All entries must be extracted exactly, with nothing added or dropped.

-------------------------

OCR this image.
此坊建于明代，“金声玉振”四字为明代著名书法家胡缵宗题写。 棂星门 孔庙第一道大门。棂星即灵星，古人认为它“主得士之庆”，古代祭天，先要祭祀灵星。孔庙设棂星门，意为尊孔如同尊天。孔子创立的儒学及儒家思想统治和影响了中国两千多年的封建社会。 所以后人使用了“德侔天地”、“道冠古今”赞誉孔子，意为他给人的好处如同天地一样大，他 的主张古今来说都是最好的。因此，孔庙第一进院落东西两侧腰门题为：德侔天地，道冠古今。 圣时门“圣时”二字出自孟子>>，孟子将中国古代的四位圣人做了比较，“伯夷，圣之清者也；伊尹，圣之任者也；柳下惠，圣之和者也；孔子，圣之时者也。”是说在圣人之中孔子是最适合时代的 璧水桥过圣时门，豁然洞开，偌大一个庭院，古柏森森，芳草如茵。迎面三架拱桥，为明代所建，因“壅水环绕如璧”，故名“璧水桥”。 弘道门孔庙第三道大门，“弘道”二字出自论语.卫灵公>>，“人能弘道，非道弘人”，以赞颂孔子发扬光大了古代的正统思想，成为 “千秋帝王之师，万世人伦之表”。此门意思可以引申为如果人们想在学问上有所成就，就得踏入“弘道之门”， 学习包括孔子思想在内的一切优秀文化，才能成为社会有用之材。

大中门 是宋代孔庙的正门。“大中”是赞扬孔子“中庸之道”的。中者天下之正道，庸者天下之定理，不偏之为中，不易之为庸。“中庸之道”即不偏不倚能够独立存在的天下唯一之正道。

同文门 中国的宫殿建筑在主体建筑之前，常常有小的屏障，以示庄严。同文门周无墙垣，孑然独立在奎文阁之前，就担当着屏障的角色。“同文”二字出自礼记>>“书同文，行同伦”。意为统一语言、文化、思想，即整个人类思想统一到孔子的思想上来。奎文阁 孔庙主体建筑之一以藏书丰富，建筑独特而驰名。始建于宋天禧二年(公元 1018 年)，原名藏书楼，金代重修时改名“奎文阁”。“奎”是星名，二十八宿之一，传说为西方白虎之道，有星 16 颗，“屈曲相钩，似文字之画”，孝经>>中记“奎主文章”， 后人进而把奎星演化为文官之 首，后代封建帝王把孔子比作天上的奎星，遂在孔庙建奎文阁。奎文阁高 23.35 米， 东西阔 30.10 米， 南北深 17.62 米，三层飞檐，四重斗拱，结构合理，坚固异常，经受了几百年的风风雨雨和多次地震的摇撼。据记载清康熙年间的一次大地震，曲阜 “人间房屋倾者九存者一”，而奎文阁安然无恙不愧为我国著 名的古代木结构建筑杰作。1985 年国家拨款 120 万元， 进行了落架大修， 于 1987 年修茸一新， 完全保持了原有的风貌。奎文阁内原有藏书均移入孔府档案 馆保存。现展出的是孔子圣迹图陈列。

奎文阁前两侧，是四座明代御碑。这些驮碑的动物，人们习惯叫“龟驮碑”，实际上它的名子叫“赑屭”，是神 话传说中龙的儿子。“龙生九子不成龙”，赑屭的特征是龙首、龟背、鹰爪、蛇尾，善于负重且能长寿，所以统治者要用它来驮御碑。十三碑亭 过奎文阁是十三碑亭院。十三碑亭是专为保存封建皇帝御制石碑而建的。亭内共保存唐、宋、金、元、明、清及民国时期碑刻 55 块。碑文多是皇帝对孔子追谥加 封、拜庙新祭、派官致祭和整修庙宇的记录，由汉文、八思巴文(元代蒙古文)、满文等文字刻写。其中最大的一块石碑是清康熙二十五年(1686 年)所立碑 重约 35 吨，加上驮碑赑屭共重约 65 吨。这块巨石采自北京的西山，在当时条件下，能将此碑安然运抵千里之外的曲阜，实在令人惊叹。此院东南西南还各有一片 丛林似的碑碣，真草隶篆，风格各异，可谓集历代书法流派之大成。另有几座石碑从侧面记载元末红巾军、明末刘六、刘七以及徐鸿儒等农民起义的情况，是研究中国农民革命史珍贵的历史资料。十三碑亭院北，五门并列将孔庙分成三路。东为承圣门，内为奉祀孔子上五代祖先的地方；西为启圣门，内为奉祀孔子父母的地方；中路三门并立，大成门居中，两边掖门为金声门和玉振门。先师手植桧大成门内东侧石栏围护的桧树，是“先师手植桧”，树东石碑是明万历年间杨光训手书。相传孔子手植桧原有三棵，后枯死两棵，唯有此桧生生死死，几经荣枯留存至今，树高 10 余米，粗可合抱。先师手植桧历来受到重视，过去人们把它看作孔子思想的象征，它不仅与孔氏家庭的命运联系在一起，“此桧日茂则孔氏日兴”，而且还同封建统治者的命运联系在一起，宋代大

-------------------------

FULL ANSWER
OCR this image.
此坊建于明代，“金声玉振”四字为明代著名书法家胡缵宗题写。 棂星门 孔庙第一道大门。棂星即灵星，古人认为它“主得士之庆”，古代祭天，先要祭祀灵星。孔庙设棂星门，意为尊孔如同尊天。孔子创立的儒学及儒家思想统治和影响了中国两千多年的封建社会。 所以后人使用了“德侔天地”、“道冠古今”赞誉孔子，意为他给人的好处如同天地一样大，他 的主张古今来说都是最好的。因此，孔庙第一进院落东西两侧腰门题为：德侔天地，道冠古今。 圣时门“圣时”二字出自孟子>>，孟子将中国古代的四位圣人做了比较，“伯夷，圣之清者也；伊尹，圣之任者也；柳下惠，圣之和者也；孔子，圣之时者也。”是说在圣人之中孔子是最适合时代的 璧水桥过圣时门，豁然洞开，偌大一个庭院，古柏森森，芳草如茵。迎面三架拱桥，为明代所建，因“壅水环绕如璧”，故名“璧水桥”。 弘道门孔庙第三道大门，“弘道”二字出自论语.卫灵公>>，“人能弘道，非道弘人”，以赞颂孔子发扬光大了古代的正统思想，成为 “千秋帝王之师，万世人伦之表”。此门意思可以引申为如果人们想在学问上有所成就，就得踏入“弘道之门”， 学习包括孔子思想在内的一切优秀文化，才能成为社会有用之材。

大中门 是宋代孔庙的正门。“大中”是赞扬孔子“中庸之道”的。中者天下之正道，庸者天下之定理，不偏之为中，不易之为庸。“中庸之道”即不偏不倚能够独立存在的天下唯一之正道。

同文门 中国的宫殿建筑在主体建筑之前，常常有小的屏障，以示庄严。同文门周无墙垣，孑然独立在奎文阁之前，就担当着屏障的角色。“同文”二字出自礼记>>“书同文，行同伦”。意为统一语言、文化、思想，即整个人类思想统一到孔子的思想上来。奎文阁 孔庙主体建筑之一以藏书丰富，建筑独特而驰名。始建于宋天禧二年(公元 1018 年)，原名藏书楼，金代重修时改名“奎文阁”。“奎”是星名，二十八宿之一，传说为西方白虎之道，有星 16 颗，“屈曲相钩，似文字之画”，孝经>>中记“奎主文章”， 后人进而把奎星演化为文官之 首，后代封建帝王把孔子比作天上的奎星，遂在孔庙建奎文阁。奎文阁高 23.35 米， 东西阔 30.10 米， 南北深 17.62 米，三层飞檐，四重斗拱，结构合理，坚固异常，经受了几百年的风风雨雨和多次地震的摇撼。据记载清康熙年间的一次大地震，曲阜 “人间房屋倾者九存者一”，而奎文阁安然无恙不愧为我国著 名的古代木结构建筑杰作。1985 年国家拨款 120 万元， 进行了落架大修， 于 1987 年修茸一新， 完全保持了原有的风貌。奎文阁内原有藏书均移入孔府档案 馆保存。现展出的是孔子圣迹图陈列。

奎文阁前两侧，是四座明代御碑。这些驮碑的动物，人们习惯叫“龟驮碑”，实际上它的名子叫“赑屭”，是神 话传说中龙的儿子。“龙生九子不成龙”，赑屭的特征是龙首、龟背、鹰爪、蛇尾，善于负重且能长寿，所以统治者要用它来驮御碑。十三碑亭 过奎文阁是十三碑亭院。十三碑亭是专为保存封建皇帝御制石碑而建的。亭内共保存唐、宋、金、元、明、清及民国时期碑刻 55 块。碑文多是皇帝对孔子追谥加 封、拜庙新祭、派官致祭和整修庙宇的记录，由汉文、八思巴文(元代蒙古文)、满文等文字刻写。其中最大的一块石碑是清康熙二十五年(1686 年)所立碑 重约 35 吨，加上驮碑赑屭共重约 65 吨。这块巨石采自北京的西山，在当时条件下，能将此碑安然运抵千里之外的曲阜，实在令人惊叹。此院东南西南还各有一片 丛林似的碑碣，真草隶篆，风格各异，可谓集历代书法流派之大成。另有几座石碑从侧面记载元末红巾军、明末刘六、刘七以及徐鸿儒等农民起义的情况，是研究中国农民革命史珍贵的历史资料。十三碑亭院北，五门并列将孔庙分成三路。东为承圣门，内为奉祀孔子上五代祖先的地方；西为启圣门，内为奉祀孔子父母的地方；中路三门并立，大成门居中，两边掖门为金声门和玉振门。先师手植桧大成门内东侧石栏围护的桧树，是“先师手植桧”，树东石碑是明万历年间杨光训手书。相传孔子手植桧原有三棵，后枯死两棵，唯有此桧生生死死，几经荣枯留存至今，树高 10 余米，粗可合抱。先师手植桧历来受到重视，过去人们把它看作孔子思想的象征，它不仅与孔氏家庭的命运联系在一起，“此桧日茂则孔氏日兴”，而且还同封建统治者的命运联系在一起，宋代大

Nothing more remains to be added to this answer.